Supplied records:
########################################

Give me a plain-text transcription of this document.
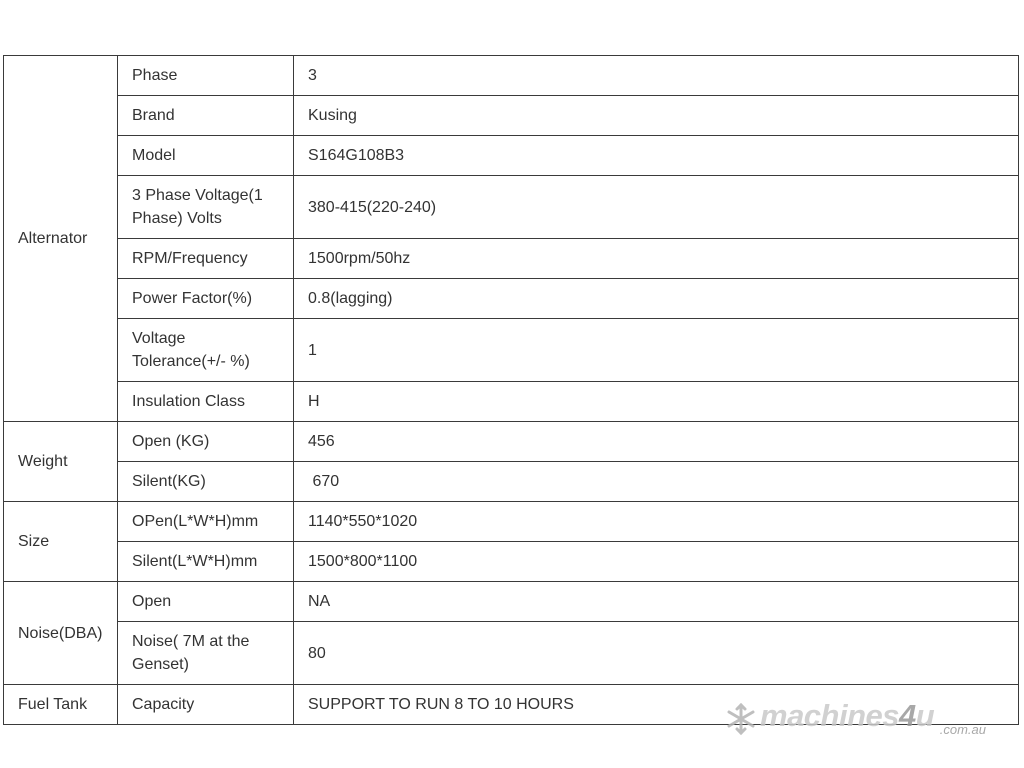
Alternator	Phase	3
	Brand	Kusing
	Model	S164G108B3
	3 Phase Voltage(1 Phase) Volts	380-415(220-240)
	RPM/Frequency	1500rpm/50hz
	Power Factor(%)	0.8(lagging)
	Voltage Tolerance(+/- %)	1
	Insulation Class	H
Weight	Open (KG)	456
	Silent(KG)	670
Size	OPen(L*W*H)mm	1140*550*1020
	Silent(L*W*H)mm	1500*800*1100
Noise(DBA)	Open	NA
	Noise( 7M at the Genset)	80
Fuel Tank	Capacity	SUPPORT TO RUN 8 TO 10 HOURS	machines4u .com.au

########################################

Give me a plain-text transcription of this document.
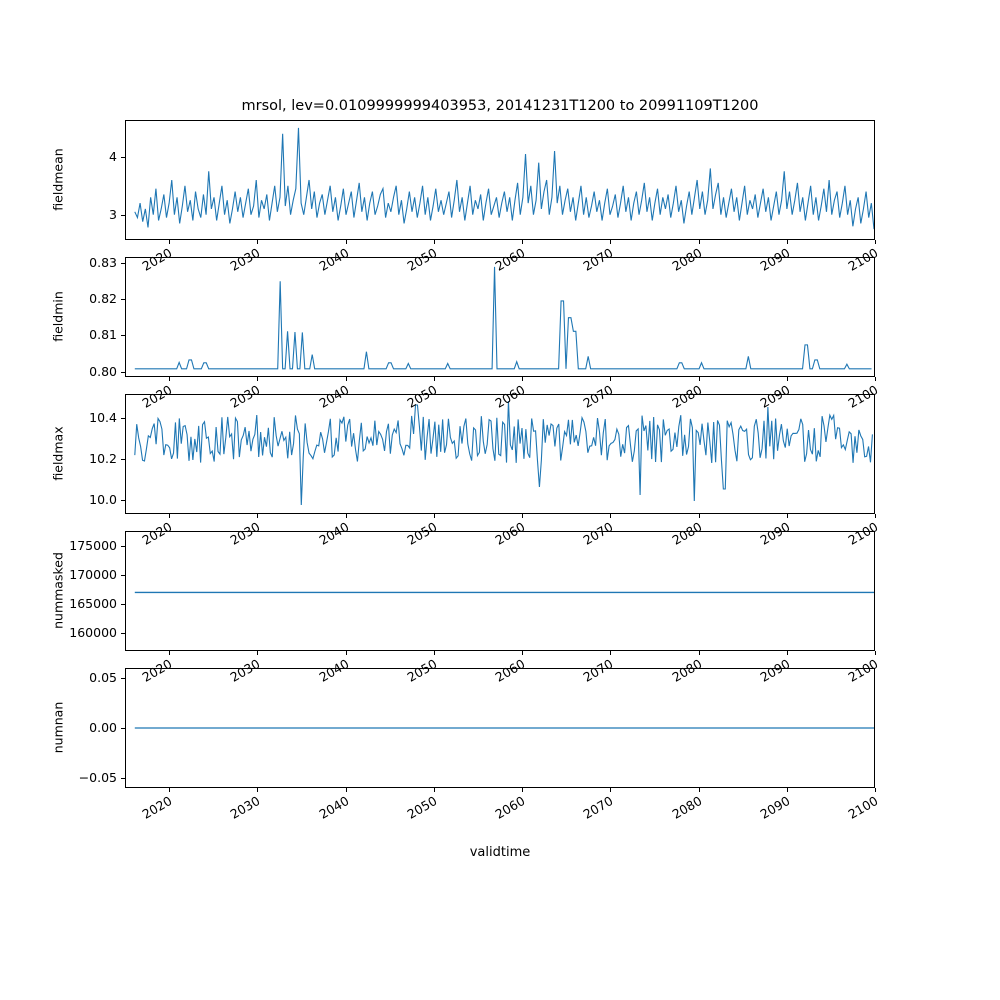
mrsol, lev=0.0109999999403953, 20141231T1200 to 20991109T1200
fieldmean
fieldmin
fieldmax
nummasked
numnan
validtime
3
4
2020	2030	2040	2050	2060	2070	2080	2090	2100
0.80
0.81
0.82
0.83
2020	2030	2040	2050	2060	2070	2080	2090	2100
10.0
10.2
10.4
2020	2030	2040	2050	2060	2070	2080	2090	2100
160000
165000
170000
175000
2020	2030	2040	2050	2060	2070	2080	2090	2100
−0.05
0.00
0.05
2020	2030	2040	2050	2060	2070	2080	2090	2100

########################################

Exercise task:
Using the records above, say how many lines include the string "Phase". Only the number is wanted.

Task response:
2